Extracted data entries
--

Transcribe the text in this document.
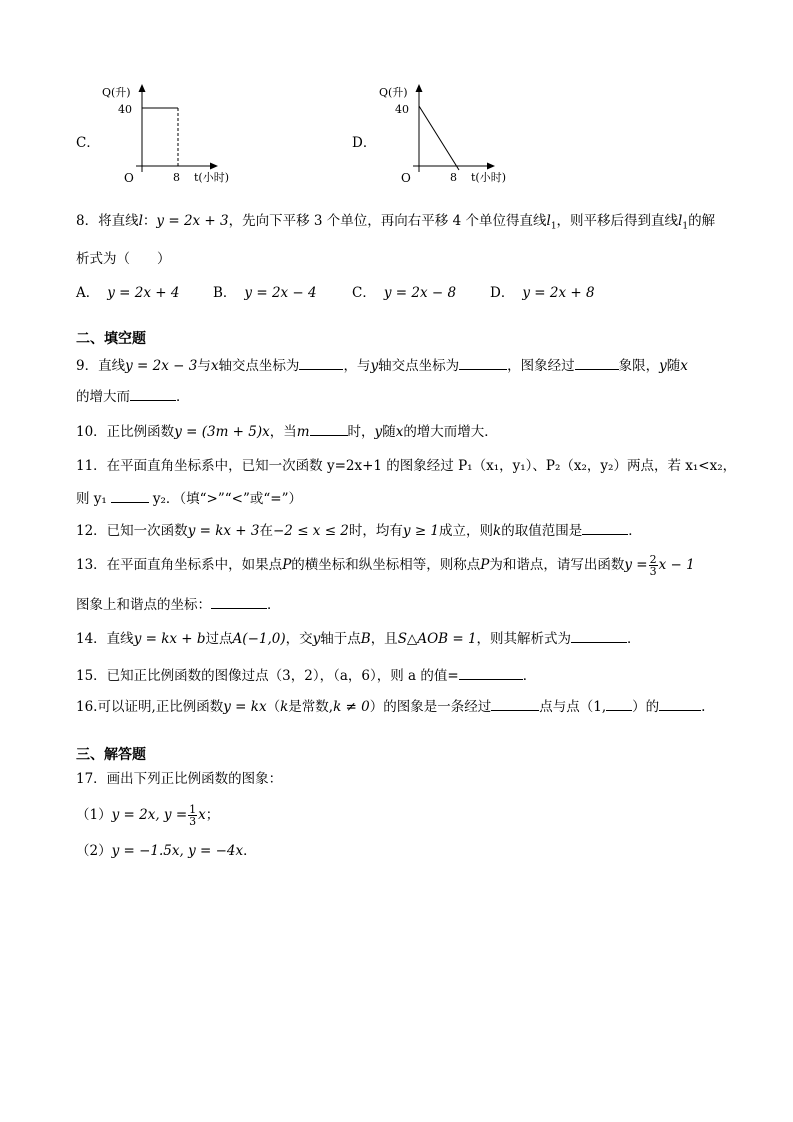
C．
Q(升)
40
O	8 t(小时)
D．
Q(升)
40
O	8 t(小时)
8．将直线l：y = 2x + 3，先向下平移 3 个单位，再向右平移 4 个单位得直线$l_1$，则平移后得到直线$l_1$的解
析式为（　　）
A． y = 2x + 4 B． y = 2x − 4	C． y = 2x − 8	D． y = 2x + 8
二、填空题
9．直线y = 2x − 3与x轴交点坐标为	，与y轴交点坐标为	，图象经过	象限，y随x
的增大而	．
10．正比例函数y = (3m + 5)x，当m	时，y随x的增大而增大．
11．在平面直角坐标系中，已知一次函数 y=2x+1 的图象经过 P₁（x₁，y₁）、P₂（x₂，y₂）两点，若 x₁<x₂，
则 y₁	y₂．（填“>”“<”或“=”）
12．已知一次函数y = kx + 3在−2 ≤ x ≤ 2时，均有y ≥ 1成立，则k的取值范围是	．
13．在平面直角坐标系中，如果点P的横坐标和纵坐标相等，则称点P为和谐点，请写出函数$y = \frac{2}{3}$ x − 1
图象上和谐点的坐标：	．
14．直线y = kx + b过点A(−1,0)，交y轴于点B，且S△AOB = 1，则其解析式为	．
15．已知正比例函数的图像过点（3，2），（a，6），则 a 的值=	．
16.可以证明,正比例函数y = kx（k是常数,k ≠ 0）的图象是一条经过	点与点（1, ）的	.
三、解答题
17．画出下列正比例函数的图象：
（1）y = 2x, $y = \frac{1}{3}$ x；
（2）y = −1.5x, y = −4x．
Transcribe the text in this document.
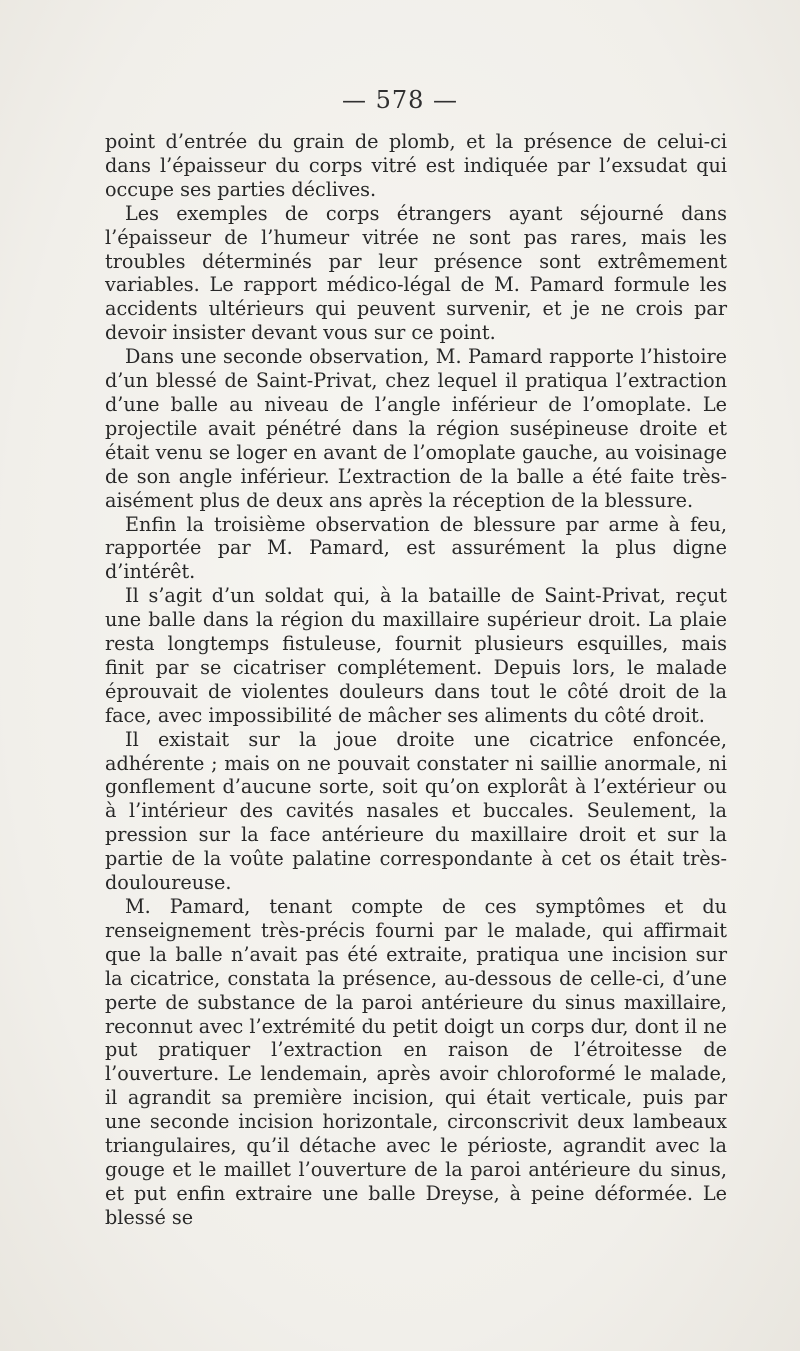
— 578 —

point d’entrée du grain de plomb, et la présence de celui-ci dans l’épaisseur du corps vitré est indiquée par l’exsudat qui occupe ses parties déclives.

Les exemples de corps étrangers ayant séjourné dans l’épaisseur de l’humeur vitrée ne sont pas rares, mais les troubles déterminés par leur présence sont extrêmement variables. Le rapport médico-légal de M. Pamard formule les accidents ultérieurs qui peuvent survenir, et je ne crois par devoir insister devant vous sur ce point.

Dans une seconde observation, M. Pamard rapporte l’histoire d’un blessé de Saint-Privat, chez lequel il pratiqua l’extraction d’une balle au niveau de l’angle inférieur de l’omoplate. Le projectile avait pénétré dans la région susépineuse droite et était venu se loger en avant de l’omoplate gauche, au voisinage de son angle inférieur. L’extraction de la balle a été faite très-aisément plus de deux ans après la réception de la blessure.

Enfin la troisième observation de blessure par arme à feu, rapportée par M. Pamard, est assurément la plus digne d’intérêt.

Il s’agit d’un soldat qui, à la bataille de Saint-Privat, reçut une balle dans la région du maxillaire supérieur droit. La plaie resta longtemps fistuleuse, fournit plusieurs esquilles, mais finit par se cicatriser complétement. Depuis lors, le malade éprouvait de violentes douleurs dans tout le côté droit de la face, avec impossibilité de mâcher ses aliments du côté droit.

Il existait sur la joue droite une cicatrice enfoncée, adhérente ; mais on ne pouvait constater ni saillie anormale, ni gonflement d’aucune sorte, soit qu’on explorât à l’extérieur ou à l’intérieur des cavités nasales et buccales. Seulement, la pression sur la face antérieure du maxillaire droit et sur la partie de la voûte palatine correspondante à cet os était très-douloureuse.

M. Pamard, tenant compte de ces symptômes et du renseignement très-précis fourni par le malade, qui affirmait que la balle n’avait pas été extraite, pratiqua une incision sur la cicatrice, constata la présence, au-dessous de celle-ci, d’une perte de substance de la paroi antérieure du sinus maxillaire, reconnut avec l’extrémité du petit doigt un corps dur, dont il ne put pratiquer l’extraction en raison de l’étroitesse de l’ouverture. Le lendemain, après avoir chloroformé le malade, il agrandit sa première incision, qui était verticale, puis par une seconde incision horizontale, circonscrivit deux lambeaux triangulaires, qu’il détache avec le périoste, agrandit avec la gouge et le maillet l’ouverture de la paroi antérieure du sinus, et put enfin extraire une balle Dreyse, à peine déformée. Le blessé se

--

YOUR GOAL:
Reproduce each line exactly, please, except for any pictures.

EXERCISE SOLUTION:
Transcribe the text in this document.
C．
Q(升)
40
O	8 t(小时)
D．
Q(升)
40
O	8 t(小时)
8．将直线l：y = 2x + 3，先向下平移 3 个单位，再向右平移 4 个单位得直线$l_1$，则平移后得到直线$l_1$的解
析式为（　　）
A． y = 2x + 4 B． y = 2x − 4	C． y = 2x − 8	D． y = 2x + 8
二、填空题
9．直线y = 2x − 3与x轴交点坐标为	，与y轴交点坐标为	，图象经过	象限，y随x
的增大而	．
10．正比例函数y = (3m + 5)x，当m	时，y随x的增大而增大．
11．在平面直角坐标系中，已知一次函数 y=2x+1 的图象经过 P₁（x₁，y₁）、P₂（x₂，y₂）两点，若 x₁<x₂，
则 y₁	y₂．（填“>”“<”或“=”）
12．已知一次函数y = kx + 3在−2 ≤ x ≤ 2时，均有y ≥ 1成立，则k的取值范围是	．
13．在平面直角坐标系中，如果点P的横坐标和纵坐标相等，则称点P为和谐点，请写出函数$y = \frac{2}{3}$ x − 1
图象上和谐点的坐标：	．
14．直线y = kx + b过点A(−1,0)，交y轴于点B，且S△AOB = 1，则其解析式为	．
15．已知正比例函数的图像过点（3，2），（a，6），则 a 的值=	．
16.可以证明,正比例函数y = kx（k是常数,k ≠ 0）的图象是一条经过	点与点（1, ）的	.
三、解答题
17．画出下列正比例函数的图象：
（1）y = 2x, $y = \frac{1}{3}$ x；
（2）y = −1.5x, y = −4x．
Transcribe the text in this document.
— 578 —

point d’entrée du grain de plomb, et la présence de celui-ci dans l’épaisseur du corps vitré est indiquée par l’exsudat qui occupe ses parties déclives.

Les exemples de corps étrangers ayant séjourné dans l’épaisseur de l’humeur vitrée ne sont pas rares, mais les troubles déterminés par leur présence sont extrêmement variables. Le rapport médico-légal de M. Pamard formule les accidents ultérieurs qui peuvent survenir, et je ne crois par devoir insister devant vous sur ce point.

Dans une seconde observation, M. Pamard rapporte l’histoire d’un blessé de Saint-Privat, chez lequel il pratiqua l’extraction d’une balle au niveau de l’angle inférieur de l’omoplate. Le projectile avait pénétré dans la région susépineuse droite et était venu se loger en avant de l’omoplate gauche, au voisinage de son angle inférieur. L’extraction de la balle a été faite très-aisément plus de deux ans après la réception de la blessure.

Enfin la troisième observation de blessure par arme à feu, rapportée par M. Pamard, est assurément la plus digne d’intérêt.

Il s’agit d’un soldat qui, à la bataille de Saint-Privat, reçut une balle dans la région du maxillaire supérieur droit. La plaie resta longtemps fistuleuse, fournit plusieurs esquilles, mais finit par se cicatriser complétement. Depuis lors, le malade éprouvait de violentes douleurs dans tout le côté droit de la face, avec impossibilité de mâcher ses aliments du côté droit.

Il existait sur la joue droite une cicatrice enfoncée, adhérente ; mais on ne pouvait constater ni saillie anormale, ni gonflement d’aucune sorte, soit qu’on explorât à l’extérieur ou à l’intérieur des cavités nasales et buccales. Seulement, la pression sur la face antérieure du maxillaire droit et sur la partie de la voûte palatine correspondante à cet os était très-douloureuse.

M. Pamard, tenant compte de ces symptômes et du renseignement très-précis fourni par le malade, qui affirmait que la balle n’avait pas été extraite, pratiqua une incision sur la cicatrice, constata la présence, au-dessous de celle-ci, d’une perte de substance de la paroi antérieure du sinus maxillaire, reconnut avec l’extrémité du petit doigt un corps dur, dont il ne put pratiquer l’extraction en raison de l’étroitesse de l’ouverture. Le lendemain, après avoir chloroformé le malade, il agrandit sa première incision, qui était verticale, puis par une seconde incision horizontale, circonscrivit deux lambeaux triangulaires, qu’il détache avec le périoste, agrandit avec la gouge et le maillet l’ouverture de la paroi antérieure du sinus, et put enfin extraire une balle Dreyse, à peine déformée. Le blessé se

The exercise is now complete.